WORK REQUIRED -> Below is a block of records: output all of them exactly and leave out the pictures.
+ + + + + + +
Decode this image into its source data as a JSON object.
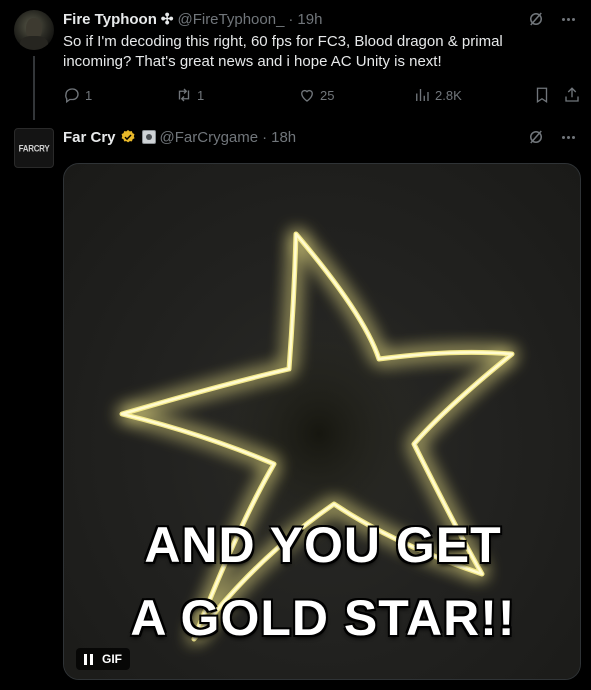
{
  "tweet1": {
    "name": "Fire Typhoon",
    "name_symbol": "✣",
    "handle": "@FireTyphoon_",
    "separator": "·",
    "time": "19h",
    "text": "So if I'm decoding this right, 60 fps for FC3, Blood dragon & primal incoming? That's great news and i hope AC Unity is next!",
    "replies": "1",
    "reposts": "1",
    "likes": "25",
    "views": "2.8K"
  },
  "tweet2": {
    "name": "Far Cry",
    "handle": "@FarCrygame",
    "separator": "·",
    "time": "18h",
    "avatar_text": "FARCRY",
    "media": {
      "caption_line1": "AND YOU GET",
      "caption_line2": "A GOLD STAR!!",
      "badge_label": "GIF"
    }
  },
  "colors": {
    "background": "#000000",
    "text": "#e7e9ea",
    "muted": "#71767b",
    "verified_gold": "#e8b829",
    "star_glow": "#f4e98a"
  },
  "icons": [
    "grok-icon",
    "more-icon",
    "reply-icon",
    "repost-icon",
    "like-icon",
    "views-icon",
    "bookmark-icon",
    "share-icon",
    "verified-badge-icon",
    "affiliate-badge-icon",
    "pause-icon"
  ]
}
+ + + + + + +
OUTPUT FOR THIS TASK ->
Decode this image into its source data as a JSON object.
{
  "tweet1": {
    "name": "Fire Typhoon",
    "name_symbol": "✣",
    "handle": "@FireTyphoon_",
    "separator": "·",
    "time": "19h",
    "text": "So if I'm decoding this right, 60 fps for FC3, Blood dragon & primal incoming? That's great news and i hope AC Unity is next!",
    "replies": "1",
    "reposts": "1",
    "likes": "25",
    "views": "2.8K"
  },
  "tweet2": {
    "name": "Far Cry",
    "handle": "@FarCrygame",
    "separator": "·",
    "time": "18h",
    "avatar_text": "FARCRY",
    "media": {
      "caption_line1": "AND YOU GET",
      "caption_line2": "A GOLD STAR!!",
      "badge_label": "GIF"
    }
  },
  "colors": {
    "background": "#000000",
    "text": "#e7e9ea",
    "muted": "#71767b",
    "verified_gold": "#e8b829",
    "star_glow": "#f4e98a"
  },
  "icons": [
    "grok-icon",
    "more-icon",
    "reply-icon",
    "repost-icon",
    "like-icon",
    "views-icon",
    "bookmark-icon",
    "share-icon",
    "verified-badge-icon",
    "affiliate-badge-icon",
    "pause-icon"
  ]
}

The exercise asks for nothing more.